What the exercise asks: Without the pictures, copy the entries below word for word.
** begin Given records **
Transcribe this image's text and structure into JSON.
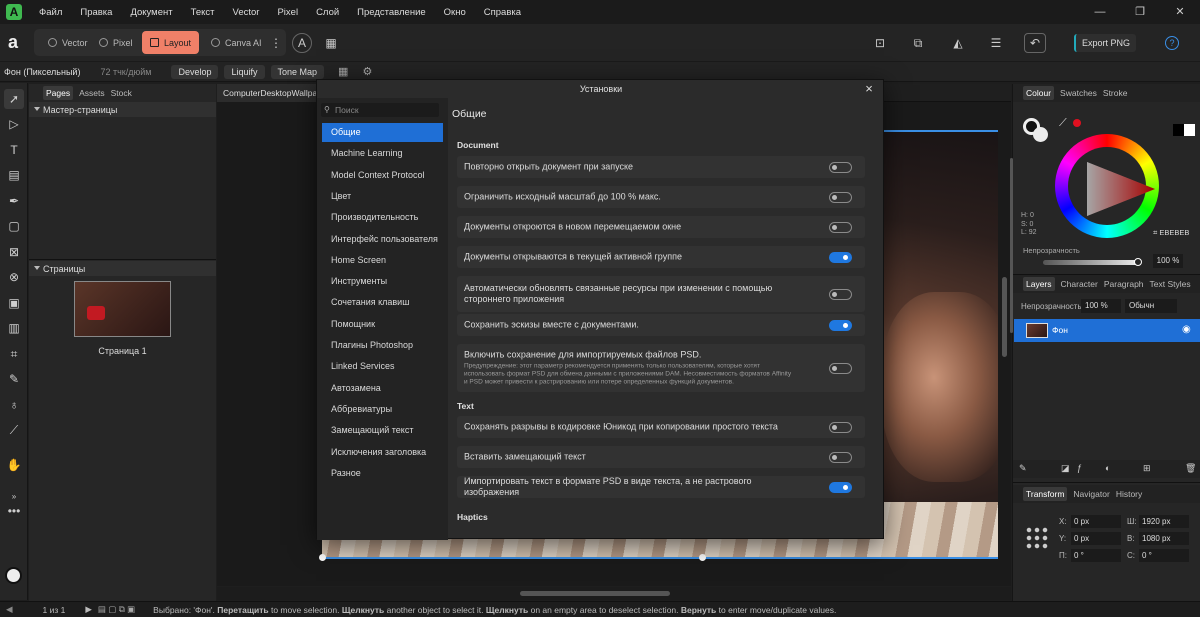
{
  "app": {
    "logo": "A"
  },
  "menu": [
    "Файл",
    "Правка",
    "Документ",
    "Текст",
    "Vector",
    "Pixel",
    "Слой",
    "Представление",
    "Окно",
    "Справка"
  ],
  "toolbar": {
    "personas": [
      {
        "label": "Vector",
        "active": false
      },
      {
        "label": "Pixel",
        "active": false
      },
      {
        "label": "Layout",
        "active": true
      },
      {
        "label": "Canva AI",
        "active": false
      }
    ],
    "export_label": "Export PNG",
    "help_label": "?"
  },
  "context": {
    "layer_name": "Фон (Пиксельный)",
    "dpi": "72 тчк/дюйм",
    "buttons": [
      "Develop",
      "Liquify",
      "Tone Map"
    ]
  },
  "pages_panel": {
    "tabs": [
      "Pages",
      "Assets",
      "Stock"
    ],
    "master_header": "Мастер-страницы",
    "pages_header": "Страницы",
    "page_caption": "Страница 1"
  },
  "document_tab": "ComputerDesktopWallpaper",
  "right_panel": {
    "colour_tabs": [
      "Colour",
      "Swatches",
      "Stroke"
    ],
    "hsl": {
      "h": "H: 0",
      "s": "S: 0",
      "l": "L: 92"
    },
    "hex": "EBEBEB",
    "opacity_label": "Непрозрачность",
    "opacity_value": "100 %",
    "layer_tabs": [
      "Layers",
      "Character",
      "Paragraph",
      "Text Styles"
    ],
    "layer_opacity_label": "Непрозрачность:",
    "layer_opacity_value": "100 %",
    "blend_mode": "Обычн",
    "layer_name": "Фон",
    "transform_tabs": [
      "Transform",
      "Navigator",
      "History"
    ],
    "transform": {
      "x_label": "X:",
      "x": "0 px",
      "y_label": "Y:",
      "y": "0 px",
      "w_label": "Ш:",
      "w": "1920 px",
      "h_label": "В:",
      "h": "1080 px",
      "r_label": "П:",
      "r": "0 °",
      "s_label": "С:",
      "s": "0 °"
    }
  },
  "status": {
    "pages": "1 из 1",
    "message_parts": [
      "Выбрано: 'Фон'. ",
      "Перетащить",
      " to move selection. ",
      "Щелкнуть",
      " another object to select it. ",
      "Щелкнуть",
      " on an empty area to deselect selection. ",
      "Вернуть",
      " to enter move/duplicate values."
    ]
  },
  "dialog": {
    "title": "Установки",
    "close": "×",
    "search_placeholder": "Поиск",
    "categories": [
      "Общие",
      "Machine Learning",
      "Model Context Protocol",
      "Цвет",
      "Производительность",
      "Интерфейс пользователя",
      "Home Screen",
      "Инструменты",
      "Сочетания клавиш",
      "Помощник",
      "Плагины Photoshop",
      "Linked Services",
      "Автозамена",
      "Аббревиатуры",
      "Замещающий текст",
      "Исключения заголовка",
      "Разное"
    ],
    "selected_category": "Общие",
    "main_title": "Общие",
    "groups": [
      {
        "title": "Document",
        "settings": [
          {
            "label": "Повторно открыть документ при запуске",
            "on": false
          },
          {
            "label": "Ограничить исходный масштаб до 100 % макс.",
            "on": false
          },
          {
            "label": "Документы откроются в новом перемещаемом окне",
            "on": false
          },
          {
            "label": "Документы открываются в текущей активной группе",
            "on": true
          },
          {
            "label": "Автоматически обновлять связанные ресурсы при изменении с помощью стороннего приложения",
            "on": false
          },
          {
            "label": "Сохранить эскизы вместе с документами.",
            "on": true
          },
          {
            "label": "Включить сохранение для импортируемых файлов PSD.",
            "on": false,
            "note": "Предупреждение: этот параметр рекомендуется применять только пользователям, которые хотят использовать формат PSD для обмена данными с приложениями DAM. Несовместимость форматов Affinity и PSD может привести к растрированию или потере определенных функций документов."
          }
        ]
      },
      {
        "title": "Text",
        "settings": [
          {
            "label": "Сохранять разрывы в кодировке Юникод при копировании простого текста",
            "on": false
          },
          {
            "label": "Вставить замещающий текст",
            "on": false
          },
          {
            "label": "Импортировать текст в формате PSD в виде текста, а не растрового изображения",
            "on": true
          }
        ]
      },
      {
        "title": "Haptics",
        "settings": []
      }
    ]
  },
  "colors": {
    "accent": "#1f78e0",
    "layout_persona": "#f08068",
    "brand": "#3fb950"
  }
}
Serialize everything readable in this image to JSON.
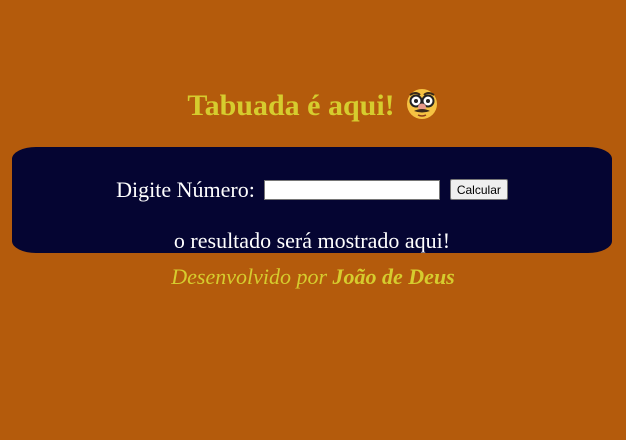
{
  "header": {
    "title": "Tabuada é aqui!",
    "emoji_icon": "disguised-face-icon"
  },
  "form": {
    "label": "Digite Número:",
    "input_value": "",
    "button_label": "Calcular"
  },
  "result": {
    "text": "o resultado será mostrado aqui!"
  },
  "footer": {
    "prefix": "Desenvolvido por",
    "author": "João de Deus"
  },
  "colors": {
    "background": "#b45b0c",
    "panel": "#050532",
    "accent": "#d6cc2e",
    "text": "#ffffff"
  }
}
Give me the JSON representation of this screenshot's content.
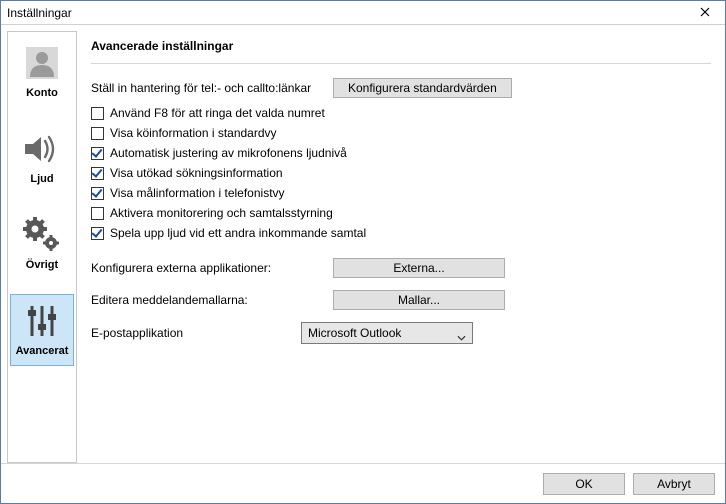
{
  "window": {
    "title": "Inställningar"
  },
  "sidebar": {
    "items": [
      {
        "label": "Konto"
      },
      {
        "label": "Ljud"
      },
      {
        "label": "Övrigt"
      },
      {
        "label": "Avancerat"
      }
    ]
  },
  "content": {
    "title": "Avancerade inställningar",
    "tel_row_label": "Ställ in hantering för tel:- och callto:länkar",
    "tel_row_button": "Konfigurera standardvärden",
    "checks": [
      {
        "label": "Använd F8 för att ringa det valda numret",
        "checked": false
      },
      {
        "label": "Visa köinformation i standardvy",
        "checked": false
      },
      {
        "label": "Automatisk justering av mikrofonens ljudnivå",
        "checked": true
      },
      {
        "label": "Visa utökad sökningsinformation",
        "checked": true
      },
      {
        "label": "Visa målinformation i telefonistvy",
        "checked": true
      },
      {
        "label": "Aktivera monitorering och samtalsstyrning",
        "checked": false
      },
      {
        "label": "Spela upp ljud vid ett andra inkommande samtal",
        "checked": true
      }
    ],
    "ext_apps_label": "Konfigurera externa applikationer:",
    "ext_apps_button": "Externa...",
    "templates_label": "Editera meddelandemallarna:",
    "templates_button": "Mallar...",
    "email_app_label": "E-postapplikation",
    "email_app_value": "Microsoft Outlook"
  },
  "footer": {
    "ok": "OK",
    "cancel": "Avbryt"
  }
}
** end Given records **
Solution:
Transcribe this image's text and structure into JSON.
{
  "app": {
    "logo": "A"
  },
  "menu": [
    "Файл",
    "Правка",
    "Документ",
    "Текст",
    "Vector",
    "Pixel",
    "Слой",
    "Представление",
    "Окно",
    "Справка"
  ],
  "toolbar": {
    "personas": [
      {
        "label": "Vector",
        "active": false
      },
      {
        "label": "Pixel",
        "active": false
      },
      {
        "label": "Layout",
        "active": true
      },
      {
        "label": "Canva AI",
        "active": false
      }
    ],
    "export_label": "Export PNG",
    "help_label": "?"
  },
  "context": {
    "layer_name": "Фон (Пиксельный)",
    "dpi": "72 тчк/дюйм",
    "buttons": [
      "Develop",
      "Liquify",
      "Tone Map"
    ]
  },
  "pages_panel": {
    "tabs": [
      "Pages",
      "Assets",
      "Stock"
    ],
    "master_header": "Мастер-страницы",
    "pages_header": "Страницы",
    "page_caption": "Страница 1"
  },
  "document_tab": "ComputerDesktopWallpaper",
  "right_panel": {
    "colour_tabs": [
      "Colour",
      "Swatches",
      "Stroke"
    ],
    "hsl": {
      "h": "H: 0",
      "s": "S: 0",
      "l": "L: 92"
    },
    "hex": "EBEBEB",
    "opacity_label": "Непрозрачность",
    "opacity_value": "100 %",
    "layer_tabs": [
      "Layers",
      "Character",
      "Paragraph",
      "Text Styles"
    ],
    "layer_opacity_label": "Непрозрачность:",
    "layer_opacity_value": "100 %",
    "blend_mode": "Обычн",
    "layer_name": "Фон",
    "transform_tabs": [
      "Transform",
      "Navigator",
      "History"
    ],
    "transform": {
      "x_label": "X:",
      "x": "0 px",
      "y_label": "Y:",
      "y": "0 px",
      "w_label": "Ш:",
      "w": "1920 px",
      "h_label": "В:",
      "h": "1080 px",
      "r_label": "П:",
      "r": "0 °",
      "s_label": "С:",
      "s": "0 °"
    }
  },
  "status": {
    "pages": "1 из 1",
    "message_parts": [
      "Выбрано: 'Фон'. ",
      "Перетащить",
      " to move selection. ",
      "Щелкнуть",
      " another object to select it. ",
      "Щелкнуть",
      " on an empty area to deselect selection. ",
      "Вернуть",
      " to enter move/duplicate values."
    ]
  },
  "dialog": {
    "title": "Установки",
    "close": "×",
    "search_placeholder": "Поиск",
    "categories": [
      "Общие",
      "Machine Learning",
      "Model Context Protocol",
      "Цвет",
      "Производительность",
      "Интерфейс пользователя",
      "Home Screen",
      "Инструменты",
      "Сочетания клавиш",
      "Помощник",
      "Плагины Photoshop",
      "Linked Services",
      "Автозамена",
      "Аббревиатуры",
      "Замещающий текст",
      "Исключения заголовка",
      "Разное"
    ],
    "selected_category": "Общие",
    "main_title": "Общие",
    "groups": [
      {
        "title": "Document",
        "settings": [
          {
            "label": "Повторно открыть документ при запуске",
            "on": false
          },
          {
            "label": "Ограничить исходный масштаб до 100 % макс.",
            "on": false
          },
          {
            "label": "Документы откроются в новом перемещаемом окне",
            "on": false
          },
          {
            "label": "Документы открываются в текущей активной группе",
            "on": true
          },
          {
            "label": "Автоматически обновлять связанные ресурсы при изменении с помощью стороннего приложения",
            "on": false
          },
          {
            "label": "Сохранить эскизы вместе с документами.",
            "on": true
          },
          {
            "label": "Включить сохранение для импортируемых файлов PSD.",
            "on": false,
            "note": "Предупреждение: этот параметр рекомендуется применять только пользователям, которые хотят использовать формат PSD для обмена данными с приложениями DAM. Несовместимость форматов Affinity и PSD может привести к растрированию или потере определенных функций документов."
          }
        ]
      },
      {
        "title": "Text",
        "settings": [
          {
            "label": "Сохранять разрывы в кодировке Юникод при копировании простого текста",
            "on": false
          },
          {
            "label": "Вставить замещающий текст",
            "on": false
          },
          {
            "label": "Импортировать текст в формате PSD в виде текста, а не растрового изображения",
            "on": true
          }
        ]
      },
      {
        "title": "Haptics",
        "settings": []
      }
    ]
  },
  "colors": {
    "accent": "#1f78e0",
    "layout_persona": "#f08068",
    "brand": "#3fb950"
  }
}
Serialize everything readable in this image to JSON.
{
  "header": {
    "title": "Tabuada é aqui!",
    "emoji_icon": "disguised-face-icon"
  },
  "form": {
    "label": "Digite Número:",
    "input_value": "",
    "button_label": "Calcular"
  },
  "result": {
    "text": "o resultado será mostrado aqui!"
  },
  "footer": {
    "prefix": "Desenvolvido por",
    "author": "João de Deus"
  },
  "colors": {
    "background": "#b45b0c",
    "panel": "#050532",
    "accent": "#d6cc2e",
    "text": "#ffffff"
  }
}
Give me the JSON representation of this screenshot's content.
{
  "window": {
    "title": "Inställningar"
  },
  "sidebar": {
    "items": [
      {
        "label": "Konto"
      },
      {
        "label": "Ljud"
      },
      {
        "label": "Övrigt"
      },
      {
        "label": "Avancerat"
      }
    ]
  },
  "content": {
    "title": "Avancerade inställningar",
    "tel_row_label": "Ställ in hantering för tel:- och callto:länkar",
    "tel_row_button": "Konfigurera standardvärden",
    "checks": [
      {
        "label": "Använd F8 för att ringa det valda numret",
        "checked": false
      },
      {
        "label": "Visa köinformation i standardvy",
        "checked": false
      },
      {
        "label": "Automatisk justering av mikrofonens ljudnivå",
        "checked": true
      },
      {
        "label": "Visa utökad sökningsinformation",
        "checked": true
      },
      {
        "label": "Visa målinformation i telefonistvy",
        "checked": true
      },
      {
        "label": "Aktivera monitorering och samtalsstyrning",
        "checked": false
      },
      {
        "label": "Spela upp ljud vid ett andra inkommande samtal",
        "checked": true
      }
    ],
    "ext_apps_label": "Konfigurera externa applikationer:",
    "ext_apps_button": "Externa...",
    "templates_label": "Editera meddelandemallarna:",
    "templates_button": "Mallar...",
    "email_app_label": "E-postapplikation",
    "email_app_value": "Microsoft Outlook"
  },
  "footer": {
    "ok": "OK",
    "cancel": "Avbryt"
  }
}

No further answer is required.